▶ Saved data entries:
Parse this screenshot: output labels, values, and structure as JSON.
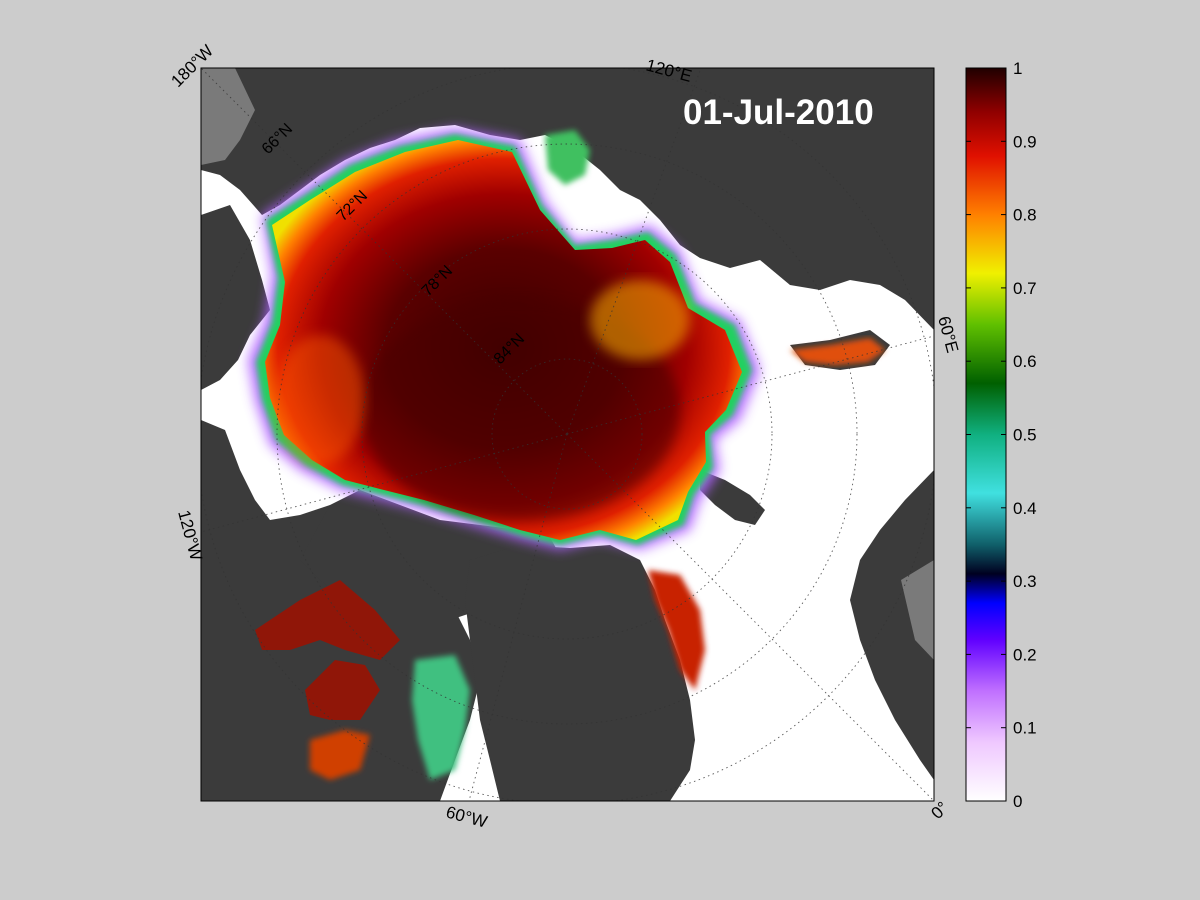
{
  "map": {
    "date": "01-Jul-2010",
    "longitude_labels": [
      "180°W",
      "120°E",
      "60°E",
      "0°",
      "60°W",
      "120°W"
    ],
    "latitude_labels": [
      "66°N",
      "72°N",
      "78°N",
      "84°N"
    ],
    "colors": {
      "background": "#cccccc",
      "land": "#3b3b3b",
      "land_light": "#7a7a7a",
      "open_water": "#ffffff",
      "ice_high": "#5a0000"
    }
  },
  "colorbar": {
    "title": "",
    "min": 0,
    "max": 1,
    "ticks": [
      "0",
      "0.1",
      "0.2",
      "0.3",
      "0.4",
      "0.5",
      "0.6",
      "0.7",
      "0.8",
      "0.9",
      "1"
    ],
    "colormap": [
      {
        "v": 0.0,
        "c": "#ffffff"
      },
      {
        "v": 0.08,
        "c": "#efc8ff"
      },
      {
        "v": 0.15,
        "c": "#c070ff"
      },
      {
        "v": 0.22,
        "c": "#6000ff"
      },
      {
        "v": 0.27,
        "c": "#0000ff"
      },
      {
        "v": 0.31,
        "c": "#000020"
      },
      {
        "v": 0.35,
        "c": "#10606a"
      },
      {
        "v": 0.42,
        "c": "#40e0e0"
      },
      {
        "v": 0.5,
        "c": "#10b080"
      },
      {
        "v": 0.57,
        "c": "#006000"
      },
      {
        "v": 0.65,
        "c": "#60c000"
      },
      {
        "v": 0.72,
        "c": "#f0f000"
      },
      {
        "v": 0.8,
        "c": "#ff8000"
      },
      {
        "v": 0.88,
        "c": "#e01000"
      },
      {
        "v": 0.94,
        "c": "#900000"
      },
      {
        "v": 1.0,
        "c": "#200000"
      }
    ]
  }
}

▶ BRIEF:
Repeat all the data as it stands, dropping any images it holds.

▶ CORRECT RESULT:
Parse this screenshot: output labels, values, and structure as JSON.
{
  "map": {
    "date": "01-Jul-2010",
    "longitude_labels": [
      "180°W",
      "120°E",
      "60°E",
      "0°",
      "60°W",
      "120°W"
    ],
    "latitude_labels": [
      "66°N",
      "72°N",
      "78°N",
      "84°N"
    ],
    "colors": {
      "background": "#cccccc",
      "land": "#3b3b3b",
      "land_light": "#7a7a7a",
      "open_water": "#ffffff",
      "ice_high": "#5a0000"
    }
  },
  "colorbar": {
    "title": "",
    "min": 0,
    "max": 1,
    "ticks": [
      "0",
      "0.1",
      "0.2",
      "0.3",
      "0.4",
      "0.5",
      "0.6",
      "0.7",
      "0.8",
      "0.9",
      "1"
    ],
    "colormap": [
      {
        "v": 0.0,
        "c": "#ffffff"
      },
      {
        "v": 0.08,
        "c": "#efc8ff"
      },
      {
        "v": 0.15,
        "c": "#c070ff"
      },
      {
        "v": 0.22,
        "c": "#6000ff"
      },
      {
        "v": 0.27,
        "c": "#0000ff"
      },
      {
        "v": 0.31,
        "c": "#000020"
      },
      {
        "v": 0.35,
        "c": "#10606a"
      },
      {
        "v": 0.42,
        "c": "#40e0e0"
      },
      {
        "v": 0.5,
        "c": "#10b080"
      },
      {
        "v": 0.57,
        "c": "#006000"
      },
      {
        "v": 0.65,
        "c": "#60c000"
      },
      {
        "v": 0.72,
        "c": "#f0f000"
      },
      {
        "v": 0.8,
        "c": "#ff8000"
      },
      {
        "v": 0.88,
        "c": "#e01000"
      },
      {
        "v": 0.94,
        "c": "#900000"
      },
      {
        "v": 1.0,
        "c": "#200000"
      }
    ]
  }
}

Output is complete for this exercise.